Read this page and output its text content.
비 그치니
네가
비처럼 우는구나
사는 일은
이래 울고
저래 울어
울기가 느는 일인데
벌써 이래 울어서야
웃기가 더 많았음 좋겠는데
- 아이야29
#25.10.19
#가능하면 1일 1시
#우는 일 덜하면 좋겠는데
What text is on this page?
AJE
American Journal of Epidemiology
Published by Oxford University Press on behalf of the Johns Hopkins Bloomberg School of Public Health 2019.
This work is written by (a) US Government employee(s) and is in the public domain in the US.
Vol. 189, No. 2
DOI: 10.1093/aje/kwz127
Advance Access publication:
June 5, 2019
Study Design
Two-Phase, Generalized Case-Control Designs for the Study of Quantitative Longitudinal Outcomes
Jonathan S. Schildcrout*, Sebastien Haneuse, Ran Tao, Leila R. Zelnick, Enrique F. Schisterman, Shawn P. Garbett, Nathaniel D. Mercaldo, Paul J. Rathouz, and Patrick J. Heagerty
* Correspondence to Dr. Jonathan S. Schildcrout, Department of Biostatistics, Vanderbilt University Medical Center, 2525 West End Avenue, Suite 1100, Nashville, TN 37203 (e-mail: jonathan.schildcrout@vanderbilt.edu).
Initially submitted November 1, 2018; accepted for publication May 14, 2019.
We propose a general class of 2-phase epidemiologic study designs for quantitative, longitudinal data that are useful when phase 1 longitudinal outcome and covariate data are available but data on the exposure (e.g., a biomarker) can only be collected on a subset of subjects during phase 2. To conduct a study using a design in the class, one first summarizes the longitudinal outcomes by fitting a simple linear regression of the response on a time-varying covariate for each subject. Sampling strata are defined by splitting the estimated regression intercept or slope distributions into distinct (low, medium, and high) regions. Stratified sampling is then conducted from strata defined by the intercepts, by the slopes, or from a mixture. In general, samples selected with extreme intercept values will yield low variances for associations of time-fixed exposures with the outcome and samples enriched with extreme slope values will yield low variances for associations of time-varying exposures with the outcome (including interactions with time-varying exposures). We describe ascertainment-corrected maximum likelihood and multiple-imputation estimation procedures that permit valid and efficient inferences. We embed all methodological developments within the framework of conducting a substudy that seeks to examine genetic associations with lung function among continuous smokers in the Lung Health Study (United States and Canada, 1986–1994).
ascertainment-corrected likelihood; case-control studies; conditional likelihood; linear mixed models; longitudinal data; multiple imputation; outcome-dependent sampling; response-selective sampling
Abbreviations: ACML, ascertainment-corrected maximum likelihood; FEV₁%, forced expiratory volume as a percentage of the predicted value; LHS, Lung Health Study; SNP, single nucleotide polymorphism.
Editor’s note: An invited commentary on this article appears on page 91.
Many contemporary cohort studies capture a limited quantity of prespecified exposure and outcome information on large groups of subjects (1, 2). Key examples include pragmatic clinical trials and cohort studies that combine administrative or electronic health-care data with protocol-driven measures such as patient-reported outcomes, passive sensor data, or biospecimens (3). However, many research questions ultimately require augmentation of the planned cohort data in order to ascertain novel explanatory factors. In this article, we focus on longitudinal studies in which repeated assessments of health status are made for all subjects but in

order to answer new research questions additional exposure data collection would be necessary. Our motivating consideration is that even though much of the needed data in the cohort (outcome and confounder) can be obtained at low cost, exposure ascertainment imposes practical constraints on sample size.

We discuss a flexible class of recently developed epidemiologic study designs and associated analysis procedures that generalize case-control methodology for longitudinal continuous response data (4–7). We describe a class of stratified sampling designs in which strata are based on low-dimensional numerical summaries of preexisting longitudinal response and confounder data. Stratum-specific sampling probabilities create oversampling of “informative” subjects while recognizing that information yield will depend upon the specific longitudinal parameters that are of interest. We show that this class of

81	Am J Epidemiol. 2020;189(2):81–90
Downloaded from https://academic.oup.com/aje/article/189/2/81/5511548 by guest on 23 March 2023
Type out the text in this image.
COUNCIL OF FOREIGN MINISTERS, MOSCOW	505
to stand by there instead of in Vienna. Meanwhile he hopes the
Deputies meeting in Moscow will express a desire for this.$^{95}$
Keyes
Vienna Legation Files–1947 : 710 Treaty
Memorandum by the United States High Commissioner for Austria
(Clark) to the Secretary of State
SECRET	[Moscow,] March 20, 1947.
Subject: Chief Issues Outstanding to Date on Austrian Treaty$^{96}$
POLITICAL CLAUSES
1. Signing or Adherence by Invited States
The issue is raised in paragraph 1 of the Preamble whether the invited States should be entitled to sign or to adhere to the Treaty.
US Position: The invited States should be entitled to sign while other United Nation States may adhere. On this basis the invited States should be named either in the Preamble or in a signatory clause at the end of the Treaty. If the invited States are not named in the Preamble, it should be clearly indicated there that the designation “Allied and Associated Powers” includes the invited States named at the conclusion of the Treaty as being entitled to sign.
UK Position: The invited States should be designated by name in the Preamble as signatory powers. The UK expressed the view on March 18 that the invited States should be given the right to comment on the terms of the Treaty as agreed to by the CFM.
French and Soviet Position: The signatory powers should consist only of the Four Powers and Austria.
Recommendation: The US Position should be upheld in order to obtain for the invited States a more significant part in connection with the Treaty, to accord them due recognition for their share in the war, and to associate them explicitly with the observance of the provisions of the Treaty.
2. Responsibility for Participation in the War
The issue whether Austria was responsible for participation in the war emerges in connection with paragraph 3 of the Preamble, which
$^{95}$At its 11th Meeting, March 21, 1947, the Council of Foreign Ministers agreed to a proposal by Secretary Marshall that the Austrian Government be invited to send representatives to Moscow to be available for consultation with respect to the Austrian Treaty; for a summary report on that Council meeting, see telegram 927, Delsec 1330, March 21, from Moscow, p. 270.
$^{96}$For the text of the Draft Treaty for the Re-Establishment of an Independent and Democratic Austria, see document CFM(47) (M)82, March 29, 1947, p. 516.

- What is asked -
Reproduce every entry shown above, precisely as it stands.

- Response -
Read this page and output its text content.
비 그치니
네가
비처럼 우는구나
사는 일은
이래 울고
저래 울어
울기가 느는 일인데
벌써 이래 울어서야
웃기가 더 많았음 좋겠는데
- 아이야29
#25.10.19
#가능하면 1일 1시
#우는 일 덜하면 좋겠는데
What text is on this page?
AJE
American Journal of Epidemiology
Published by Oxford University Press on behalf of the Johns Hopkins Bloomberg School of Public Health 2019.
This work is written by (a) US Government employee(s) and is in the public domain in the US.
Vol. 189, No. 2
DOI: 10.1093/aje/kwz127
Advance Access publication:
June 5, 2019
Study Design
Two-Phase, Generalized Case-Control Designs for the Study of Quantitative Longitudinal Outcomes
Jonathan S. Schildcrout*, Sebastien Haneuse, Ran Tao, Leila R. Zelnick, Enrique F. Schisterman, Shawn P. Garbett, Nathaniel D. Mercaldo, Paul J. Rathouz, and Patrick J. Heagerty
* Correspondence to Dr. Jonathan S. Schildcrout, Department of Biostatistics, Vanderbilt University Medical Center, 2525 West End Avenue, Suite 1100, Nashville, TN 37203 (e-mail: jonathan.schildcrout@vanderbilt.edu).
Initially submitted November 1, 2018; accepted for publication May 14, 2019.
We propose a general class of 2-phase epidemiologic study designs for quantitative, longitudinal data that are useful when phase 1 longitudinal outcome and covariate data are available but data on the exposure (e.g., a biomarker) can only be collected on a subset of subjects during phase 2. To conduct a study using a design in the class, one first summarizes the longitudinal outcomes by fitting a simple linear regression of the response on a time-varying covariate for each subject. Sampling strata are defined by splitting the estimated regression intercept or slope distributions into distinct (low, medium, and high) regions. Stratified sampling is then conducted from strata defined by the intercepts, by the slopes, or from a mixture. In general, samples selected with extreme intercept values will yield low variances for associations of time-fixed exposures with the outcome and samples enriched with extreme slope values will yield low variances for associations of time-varying exposures with the outcome (including interactions with time-varying exposures). We describe ascertainment-corrected maximum likelihood and multiple-imputation estimation procedures that permit valid and efficient inferences. We embed all methodological developments within the framework of conducting a substudy that seeks to examine genetic associations with lung function among continuous smokers in the Lung Health Study (United States and Canada, 1986–1994).
ascertainment-corrected likelihood; case-control studies; conditional likelihood; linear mixed models; longitudinal data; multiple imputation; outcome-dependent sampling; response-selective sampling
Abbreviations: ACML, ascertainment-corrected maximum likelihood; FEV₁%, forced expiratory volume as a percentage of the predicted value; LHS, Lung Health Study; SNP, single nucleotide polymorphism.
Editor’s note: An invited commentary on this article appears on page 91.
Many contemporary cohort studies capture a limited quantity of prespecified exposure and outcome information on large groups of subjects (1, 2). Key examples include pragmatic clinical trials and cohort studies that combine administrative or electronic health-care data with protocol-driven measures such as patient-reported outcomes, passive sensor data, or biospecimens (3). However, many research questions ultimately require augmentation of the planned cohort data in order to ascertain novel explanatory factors. In this article, we focus on longitudinal studies in which repeated assessments of health status are made for all subjects but in

order to answer new research questions additional exposure data collection would be necessary. Our motivating consideration is that even though much of the needed data in the cohort (outcome and confounder) can be obtained at low cost, exposure ascertainment imposes practical constraints on sample size.

We discuss a flexible class of recently developed epidemiologic study designs and associated analysis procedures that generalize case-control methodology for longitudinal continuous response data (4–7). We describe a class of stratified sampling designs in which strata are based on low-dimensional numerical summaries of preexisting longitudinal response and confounder data. Stratum-specific sampling probabilities create oversampling of “informative” subjects while recognizing that information yield will depend upon the specific longitudinal parameters that are of interest. We show that this class of

81	Am J Epidemiol. 2020;189(2):81–90
Downloaded from https://academic.oup.com/aje/article/189/2/81/5511548 by guest on 23 March 2023
Type out the text in this image.
COUNCIL OF FOREIGN MINISTERS, MOSCOW	505
to stand by there instead of in Vienna. Meanwhile he hopes the
Deputies meeting in Moscow will express a desire for this.$^{95}$
Keyes
Vienna Legation Files–1947 : 710 Treaty
Memorandum by the United States High Commissioner for Austria
(Clark) to the Secretary of State
SECRET	[Moscow,] March 20, 1947.
Subject: Chief Issues Outstanding to Date on Austrian Treaty$^{96}$
POLITICAL CLAUSES
1. Signing or Adherence by Invited States
The issue is raised in paragraph 1 of the Preamble whether the invited States should be entitled to sign or to adhere to the Treaty.
US Position: The invited States should be entitled to sign while other United Nation States may adhere. On this basis the invited States should be named either in the Preamble or in a signatory clause at the end of the Treaty. If the invited States are not named in the Preamble, it should be clearly indicated there that the designation “Allied and Associated Powers” includes the invited States named at the conclusion of the Treaty as being entitled to sign.
UK Position: The invited States should be designated by name in the Preamble as signatory powers. The UK expressed the view on March 18 that the invited States should be given the right to comment on the terms of the Treaty as agreed to by the CFM.
French and Soviet Position: The signatory powers should consist only of the Four Powers and Austria.
Recommendation: The US Position should be upheld in order to obtain for the invited States a more significant part in connection with the Treaty, to accord them due recognition for their share in the war, and to associate them explicitly with the observance of the provisions of the Treaty.
2. Responsibility for Participation in the War
The issue whether Austria was responsible for participation in the war emerges in connection with paragraph 3 of the Preamble, which
$^{95}$At its 11th Meeting, March 21, 1947, the Council of Foreign Ministers agreed to a proposal by Secretary Marshall that the Austrian Government be invited to send representatives to Moscow to be available for consultation with respect to the Austrian Treaty; for a summary report on that Council meeting, see telegram 927, Delsec 1330, March 21, from Moscow, p. 270.
$^{96}$For the text of the Draft Treaty for the Re-Establishment of an Independent and Democratic Austria, see document CFM(47) (M)82, March 29, 1947, p. 516.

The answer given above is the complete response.